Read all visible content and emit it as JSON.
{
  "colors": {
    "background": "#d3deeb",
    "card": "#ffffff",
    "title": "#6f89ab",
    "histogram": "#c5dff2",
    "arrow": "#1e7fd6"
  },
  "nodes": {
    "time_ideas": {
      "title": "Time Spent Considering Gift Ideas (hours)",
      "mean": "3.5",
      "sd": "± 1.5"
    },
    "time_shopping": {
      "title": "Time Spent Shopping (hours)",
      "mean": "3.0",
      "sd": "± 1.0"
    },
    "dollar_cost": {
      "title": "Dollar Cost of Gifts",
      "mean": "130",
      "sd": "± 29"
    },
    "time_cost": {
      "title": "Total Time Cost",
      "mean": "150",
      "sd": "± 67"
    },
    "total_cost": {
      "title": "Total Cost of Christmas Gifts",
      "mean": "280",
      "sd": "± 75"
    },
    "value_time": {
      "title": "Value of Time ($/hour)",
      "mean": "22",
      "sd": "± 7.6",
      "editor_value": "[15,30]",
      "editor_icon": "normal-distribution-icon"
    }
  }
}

┄┄┄┄┄┄

**Prompt**.
Reproduce every record, matching each line exactly.

**Answer in full**.
Read all visible content and emit it as JSON.
{
  "colors": {
    "background": "#d3deeb",
    "card": "#ffffff",
    "title": "#6f89ab",
    "histogram": "#c5dff2",
    "arrow": "#1e7fd6"
  },
  "nodes": {
    "time_ideas": {
      "title": "Time Spent Considering Gift Ideas (hours)",
      "mean": "3.5",
      "sd": "± 1.5"
    },
    "time_shopping": {
      "title": "Time Spent Shopping (hours)",
      "mean": "3.0",
      "sd": "± 1.0"
    },
    "dollar_cost": {
      "title": "Dollar Cost of Gifts",
      "mean": "130",
      "sd": "± 29"
    },
    "time_cost": {
      "title": "Total Time Cost",
      "mean": "150",
      "sd": "± 67"
    },
    "total_cost": {
      "title": "Total Cost of Christmas Gifts",
      "mean": "280",
      "sd": "± 75"
    },
    "value_time": {
      "title": "Value of Time ($/hour)",
      "mean": "22",
      "sd": "± 7.6",
      "editor_value": "[15,30]",
      "editor_icon": "normal-distribution-icon"
    }
  }
}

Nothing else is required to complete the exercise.